## Records to process
## BEGIN
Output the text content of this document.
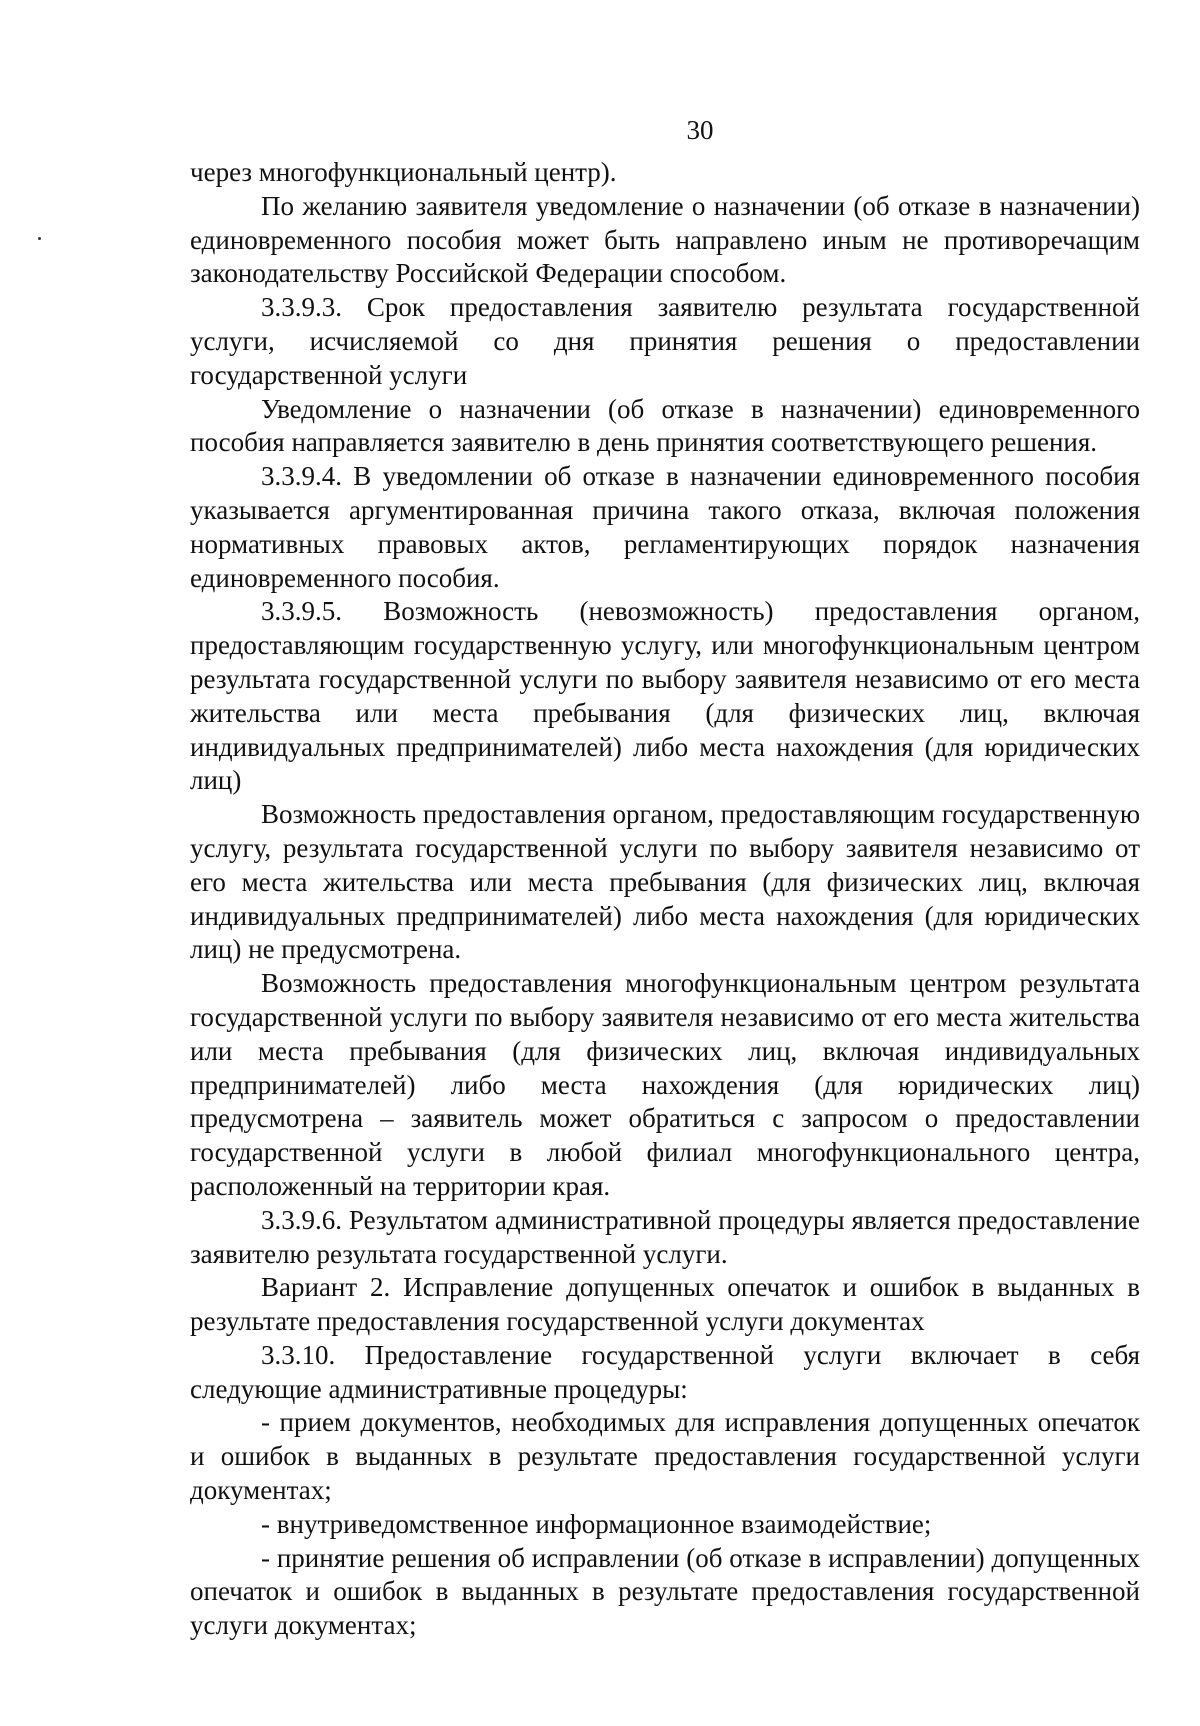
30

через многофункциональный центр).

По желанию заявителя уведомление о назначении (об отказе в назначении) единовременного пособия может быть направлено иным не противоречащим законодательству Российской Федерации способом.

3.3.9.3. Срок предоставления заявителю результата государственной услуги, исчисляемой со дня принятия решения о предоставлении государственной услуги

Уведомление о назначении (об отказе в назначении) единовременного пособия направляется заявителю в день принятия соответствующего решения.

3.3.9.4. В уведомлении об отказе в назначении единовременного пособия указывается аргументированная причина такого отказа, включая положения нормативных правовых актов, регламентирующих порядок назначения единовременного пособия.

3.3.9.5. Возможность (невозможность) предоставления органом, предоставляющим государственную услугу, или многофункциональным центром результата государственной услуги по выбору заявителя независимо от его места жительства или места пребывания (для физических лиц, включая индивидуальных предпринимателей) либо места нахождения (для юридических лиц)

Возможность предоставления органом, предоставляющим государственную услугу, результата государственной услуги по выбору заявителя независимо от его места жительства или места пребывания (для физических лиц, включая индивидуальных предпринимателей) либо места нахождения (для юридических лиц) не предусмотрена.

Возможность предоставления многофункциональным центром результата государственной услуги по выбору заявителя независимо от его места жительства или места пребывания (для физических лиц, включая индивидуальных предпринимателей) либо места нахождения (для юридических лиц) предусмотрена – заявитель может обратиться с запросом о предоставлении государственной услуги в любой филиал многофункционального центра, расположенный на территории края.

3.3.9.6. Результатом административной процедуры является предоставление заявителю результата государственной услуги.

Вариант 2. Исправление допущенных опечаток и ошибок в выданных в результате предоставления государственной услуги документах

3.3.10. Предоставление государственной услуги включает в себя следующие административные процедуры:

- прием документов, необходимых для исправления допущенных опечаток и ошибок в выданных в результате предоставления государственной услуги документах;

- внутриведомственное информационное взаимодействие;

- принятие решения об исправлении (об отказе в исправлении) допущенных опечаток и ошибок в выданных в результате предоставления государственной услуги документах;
## END
## Given exercise
The records above need to be given again exactly. Omit the pictures.

## Task output
Output the text content of this document.
30

через многофункциональный центр).

По желанию заявителя уведомление о назначении (об отказе в назначении) единовременного пособия может быть направлено иным не противоречащим законодательству Российской Федерации способом.

3.3.9.3. Срок предоставления заявителю результата государственной услуги, исчисляемой со дня принятия решения о предоставлении государственной услуги

Уведомление о назначении (об отказе в назначении) единовременного пособия направляется заявителю в день принятия соответствующего решения.

3.3.9.4. В уведомлении об отказе в назначении единовременного пособия указывается аргументированная причина такого отказа, включая положения нормативных правовых актов, регламентирующих порядок назначения единовременного пособия.

3.3.9.5. Возможность (невозможность) предоставления органом, предоставляющим государственную услугу, или многофункциональным центром результата государственной услуги по выбору заявителя независимо от его места жительства или места пребывания (для физических лиц, включая индивидуальных предпринимателей) либо места нахождения (для юридических лиц)

Возможность предоставления органом, предоставляющим государственную услугу, результата государственной услуги по выбору заявителя независимо от его места жительства или места пребывания (для физических лиц, включая индивидуальных предпринимателей) либо места нахождения (для юридических лиц) не предусмотрена.

Возможность предоставления многофункциональным центром результата государственной услуги по выбору заявителя независимо от его места жительства или места пребывания (для физических лиц, включая индивидуальных предпринимателей) либо места нахождения (для юридических лиц) предусмотрена – заявитель может обратиться с запросом о предоставлении государственной услуги в любой филиал многофункционального центра, расположенный на территории края.

3.3.9.6. Результатом административной процедуры является предоставление заявителю результата государственной услуги.

Вариант 2. Исправление допущенных опечаток и ошибок в выданных в результате предоставления государственной услуги документах

3.3.10. Предоставление государственной услуги включает в себя следующие административные процедуры:

- прием документов, необходимых для исправления допущенных опечаток и ошибок в выданных в результате предоставления государственной услуги документах;

- внутриведомственное информационное взаимодействие;

- принятие решения об исправлении (об отказе в исправлении) допущенных опечаток и ошибок в выданных в результате предоставления государственной услуги документах;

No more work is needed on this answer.